# JOB
Within the material below, find each line bearing the word "Jaguar" and present it.

# INPUT DATA
◇ ◇ ◇ ◇ ◇
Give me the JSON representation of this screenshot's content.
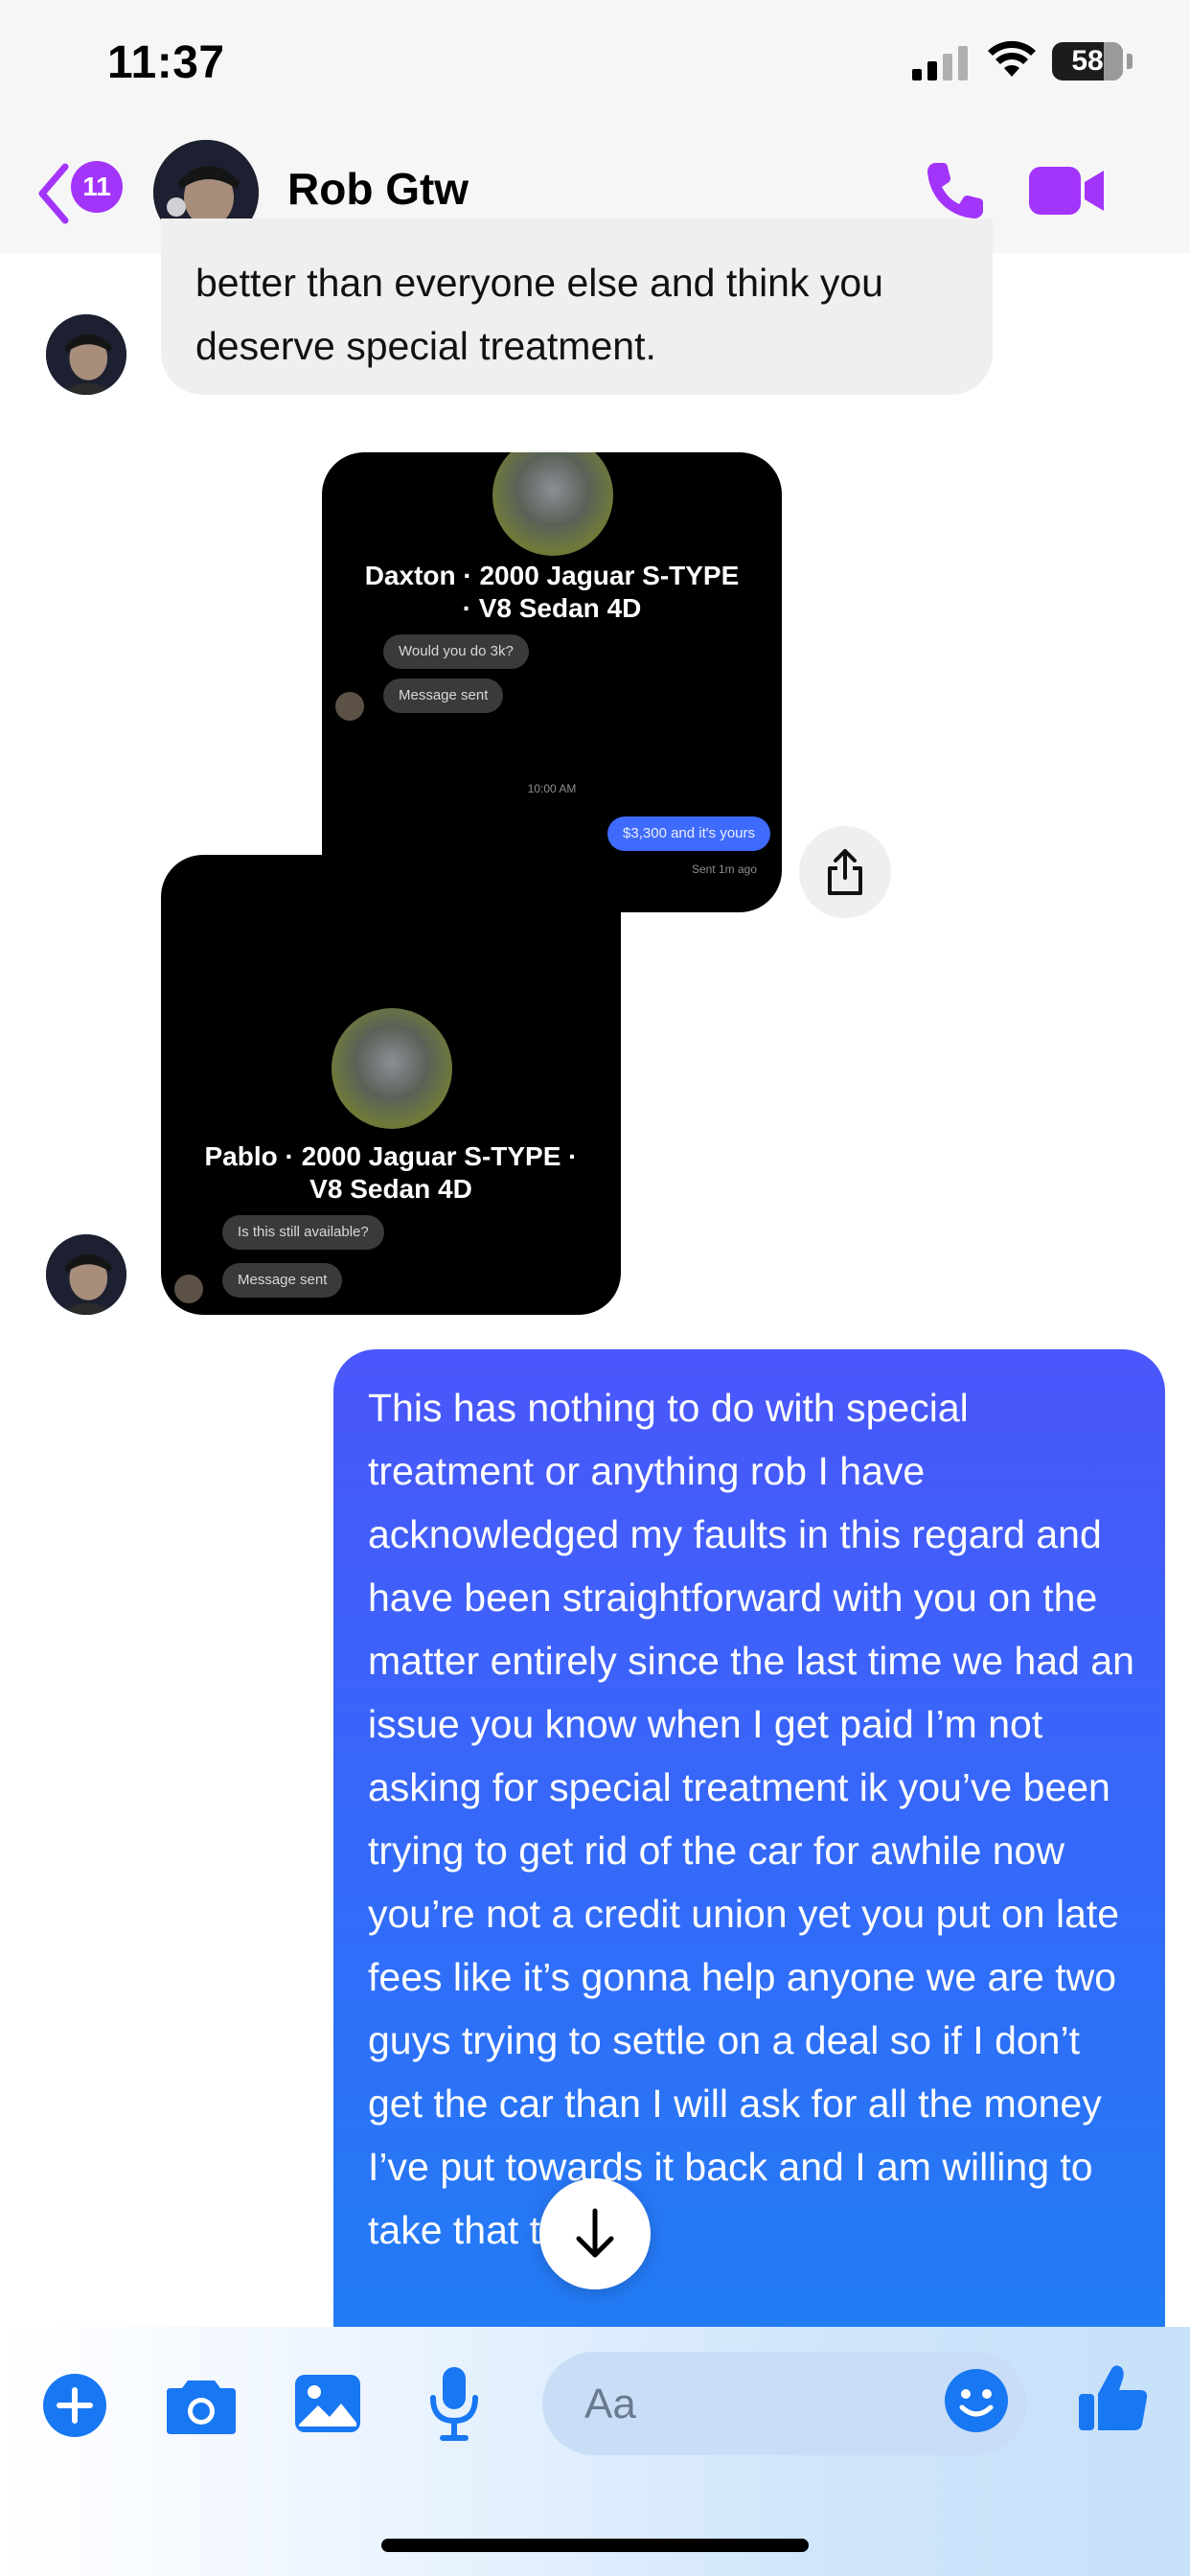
{
  "status_bar": {
    "time": "11:37",
    "battery": "58"
  },
  "header": {
    "back_badge": "11",
    "contact_name": "Rob Gtw"
  },
  "messages": {
    "incoming_text": "better than everyone else and think you deserve special treatment.",
    "screenshot_1": {
      "title": "Daxton · 2000 Jaguar S-TYPE · V8 Sedan 4D",
      "msg_in": "Would you do 3k?",
      "msg_sent": "Message sent",
      "timestamp": "10:00 AM",
      "msg_out": "$3,300 and it's yours",
      "sent_note": "Sent 1m ago"
    },
    "screenshot_2": {
      "title": "Pablo · 2000 Jaguar S-TYPE · V8 Sedan 4D",
      "msg_in": "Is this still available?",
      "msg_sent": "Message sent"
    },
    "outgoing_text": "This has nothing to do with special treatment or anything rob I have acknowledged my faults in this regard and have been straightforward with you on the matter entirely since the last time we had an issue you know when I get paid I’m not asking for special treatment ik you’ve been trying to get rid of the car for awhile now you’re not a credit union yet you put on late fees like it’s gonna help anyone we are two guys trying to settle on a deal so if I don’t get the car than I will ask for all the money I’ve put towards it back and I am willing to take that to"
  },
  "composer": {
    "placeholder": "Aa"
  },
  "colors": {
    "accent_purple": "#a334fa",
    "messenger_blue": "#2f6ef8",
    "icon_blue": "#1877f2"
  },
  "icons": [
    "back-arrow-icon",
    "phone-icon",
    "video-camera-icon",
    "share-icon",
    "arrow-down-icon",
    "plus-icon",
    "camera-icon",
    "gallery-icon",
    "microphone-icon",
    "emoji-icon",
    "thumbs-up-icon"
  ]
}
◇ ◇ ◇ ◇ ◇
# WRITTEN SOLUTION
      "title": "Daxton · 2000 Jaguar S-TYPE · V8 Sedan 4D",
      "title": "Pablo · 2000 Jaguar S-TYPE · V8 Sedan 4D",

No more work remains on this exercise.